- Goal of the exercise -
Write out the complete material exactly as it stands.
:: The records
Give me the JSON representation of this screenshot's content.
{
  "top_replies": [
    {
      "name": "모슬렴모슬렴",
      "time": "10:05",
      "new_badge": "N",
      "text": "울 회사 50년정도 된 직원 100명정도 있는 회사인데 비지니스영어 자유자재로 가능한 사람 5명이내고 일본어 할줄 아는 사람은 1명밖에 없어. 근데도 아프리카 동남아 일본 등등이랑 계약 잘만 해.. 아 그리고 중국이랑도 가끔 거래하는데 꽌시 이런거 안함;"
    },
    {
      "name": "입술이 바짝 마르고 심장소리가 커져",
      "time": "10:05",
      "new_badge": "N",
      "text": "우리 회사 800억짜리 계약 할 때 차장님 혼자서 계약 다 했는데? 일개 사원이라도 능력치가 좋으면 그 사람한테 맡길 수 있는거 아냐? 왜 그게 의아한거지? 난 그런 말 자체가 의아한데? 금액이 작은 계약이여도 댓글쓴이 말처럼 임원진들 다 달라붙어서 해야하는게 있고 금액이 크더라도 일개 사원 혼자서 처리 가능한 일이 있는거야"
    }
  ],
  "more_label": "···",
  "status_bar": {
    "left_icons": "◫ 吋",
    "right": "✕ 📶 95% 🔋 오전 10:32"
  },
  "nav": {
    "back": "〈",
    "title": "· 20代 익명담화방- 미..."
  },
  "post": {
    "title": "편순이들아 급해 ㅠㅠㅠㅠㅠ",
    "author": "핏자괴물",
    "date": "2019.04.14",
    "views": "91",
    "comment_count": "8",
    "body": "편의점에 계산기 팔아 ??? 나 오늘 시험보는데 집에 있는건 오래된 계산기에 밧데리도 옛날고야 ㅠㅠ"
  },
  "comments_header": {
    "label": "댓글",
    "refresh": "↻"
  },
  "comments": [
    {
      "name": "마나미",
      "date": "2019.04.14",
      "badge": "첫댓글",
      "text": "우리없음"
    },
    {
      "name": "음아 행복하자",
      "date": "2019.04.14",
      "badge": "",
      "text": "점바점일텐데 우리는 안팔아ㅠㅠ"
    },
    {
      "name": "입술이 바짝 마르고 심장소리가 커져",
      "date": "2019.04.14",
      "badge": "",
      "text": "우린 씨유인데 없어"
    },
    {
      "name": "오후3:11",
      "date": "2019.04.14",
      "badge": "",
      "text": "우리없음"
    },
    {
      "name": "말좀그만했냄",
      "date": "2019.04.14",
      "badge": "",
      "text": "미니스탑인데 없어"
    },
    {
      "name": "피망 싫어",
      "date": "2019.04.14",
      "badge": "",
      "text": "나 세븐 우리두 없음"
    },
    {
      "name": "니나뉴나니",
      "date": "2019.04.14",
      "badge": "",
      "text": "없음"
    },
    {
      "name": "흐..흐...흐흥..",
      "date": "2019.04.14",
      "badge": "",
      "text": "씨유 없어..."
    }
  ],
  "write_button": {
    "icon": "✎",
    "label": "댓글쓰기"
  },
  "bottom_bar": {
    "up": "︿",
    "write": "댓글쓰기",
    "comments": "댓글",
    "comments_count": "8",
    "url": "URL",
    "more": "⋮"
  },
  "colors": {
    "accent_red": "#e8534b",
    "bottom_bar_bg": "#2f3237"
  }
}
::::
- Task solution -
Give me the JSON representation of this screenshot's content.
{
  "top_replies": [
    {
      "name": "모슬렴모슬렴",
      "time": "10:05",
      "new_badge": "N",
      "text": "울 회사 50년정도 된 직원 100명정도 있는 회사인데 비지니스영어 자유자재로 가능한 사람 5명이내고 일본어 할줄 아는 사람은 1명밖에 없어. 근데도 아프리카 동남아 일본 등등이랑 계약 잘만 해.. 아 그리고 중국이랑도 가끔 거래하는데 꽌시 이런거 안함;"
    },
    {
      "name": "입술이 바짝 마르고 심장소리가 커져",
      "time": "10:05",
      "new_badge": "N",
      "text": "우리 회사 800억짜리 계약 할 때 차장님 혼자서 계약 다 했는데? 일개 사원이라도 능력치가 좋으면 그 사람한테 맡길 수 있는거 아냐? 왜 그게 의아한거지? 난 그런 말 자체가 의아한데? 금액이 작은 계약이여도 댓글쓴이 말처럼 임원진들 다 달라붙어서 해야하는게 있고 금액이 크더라도 일개 사원 혼자서 처리 가능한 일이 있는거야"
    }
  ],
  "more_label": "···",
  "status_bar": {
    "left_icons": "◫ 吋",
    "right": "✕ 📶 95% 🔋 오전 10:32"
  },
  "nav": {
    "back": "〈",
    "title": "· 20代 익명담화방- 미..."
  },
  "post": {
    "title": "편순이들아 급해 ㅠㅠㅠㅠㅠ",
    "author": "핏자괴물",
    "date": "2019.04.14",
    "views": "91",
    "comment_count": "8",
    "body": "편의점에 계산기 팔아 ??? 나 오늘 시험보는데 집에 있는건 오래된 계산기에 밧데리도 옛날고야 ㅠㅠ"
  },
  "comments_header": {
    "label": "댓글",
    "refresh": "↻"
  },
  "comments": [
    {
      "name": "마나미",
      "date": "2019.04.14",
      "badge": "첫댓글",
      "text": "우리없음"
    },
    {
      "name": "음아 행복하자",
      "date": "2019.04.14",
      "badge": "",
      "text": "점바점일텐데 우리는 안팔아ㅠㅠ"
    },
    {
      "name": "입술이 바짝 마르고 심장소리가 커져",
      "date": "2019.04.14",
      "badge": "",
      "text": "우린 씨유인데 없어"
    },
    {
      "name": "오후3:11",
      "date": "2019.04.14",
      "badge": "",
      "text": "우리없음"
    },
    {
      "name": "말좀그만했냄",
      "date": "2019.04.14",
      "badge": "",
      "text": "미니스탑인데 없어"
    },
    {
      "name": "피망 싫어",
      "date": "2019.04.14",
      "badge": "",
      "text": "나 세븐 우리두 없음"
    },
    {
      "name": "니나뉴나니",
      "date": "2019.04.14",
      "badge": "",
      "text": "없음"
    },
    {
      "name": "흐..흐...흐흥..",
      "date": "2019.04.14",
      "badge": "",
      "text": "씨유 없어..."
    }
  ],
  "write_button": {
    "icon": "✎",
    "label": "댓글쓰기"
  },
  "bottom_bar": {
    "up": "︿",
    "write": "댓글쓰기",
    "comments": "댓글",
    "comments_count": "8",
    "url": "URL",
    "more": "⋮"
  },
  "colors": {
    "accent_red": "#e8534b",
    "bottom_bar_bg": "#2f3237"
  }
}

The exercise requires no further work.